(Your goal): Transcribe all of the material exactly.

(Material shown):
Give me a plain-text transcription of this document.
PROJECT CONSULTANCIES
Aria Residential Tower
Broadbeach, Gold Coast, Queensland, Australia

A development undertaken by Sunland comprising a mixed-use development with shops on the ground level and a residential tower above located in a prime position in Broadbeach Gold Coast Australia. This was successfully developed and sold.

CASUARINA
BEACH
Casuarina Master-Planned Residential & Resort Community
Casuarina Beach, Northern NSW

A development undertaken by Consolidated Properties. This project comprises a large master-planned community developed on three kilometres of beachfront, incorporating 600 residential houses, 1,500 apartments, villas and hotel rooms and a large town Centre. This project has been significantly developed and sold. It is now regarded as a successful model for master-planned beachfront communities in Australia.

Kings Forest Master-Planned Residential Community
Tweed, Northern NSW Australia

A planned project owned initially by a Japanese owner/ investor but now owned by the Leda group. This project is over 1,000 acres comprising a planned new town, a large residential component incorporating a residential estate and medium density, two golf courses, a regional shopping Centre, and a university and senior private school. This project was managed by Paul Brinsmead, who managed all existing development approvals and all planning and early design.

(Result for this task):
Give me a plain-text transcription of this document.
PROJECT CONSULTANCIES
Aria Residential Tower
Broadbeach, Gold Coast, Queensland, Australia

A development undertaken by Sunland comprising a mixed-use development with shops on the ground level and a residential tower above located in a prime position in Broadbeach Gold Coast Australia. This was successfully developed and sold.

CASUARINA
BEACH
Casuarina Master-Planned Residential & Resort Community
Casuarina Beach, Northern NSW

A development undertaken by Consolidated Properties. This project comprises a large master-planned community developed on three kilometres of beachfront, incorporating 600 residential houses, 1,500 apartments, villas and hotel rooms and a large town Centre. This project has been significantly developed and sold. It is now regarded as a successful model for master-planned beachfront communities in Australia.

Kings Forest Master-Planned Residential Community
Tweed, Northern NSW Australia

A planned project owned initially by a Japanese owner/ investor but now owned by the Leda group. This project is over 1,000 acres comprising a planned new town, a large residential component incorporating a residential estate and medium density, two golf courses, a regional shopping Centre, and a university and senior private school. This project was managed by Paul Brinsmead, who managed all existing development approvals and all planning and early design.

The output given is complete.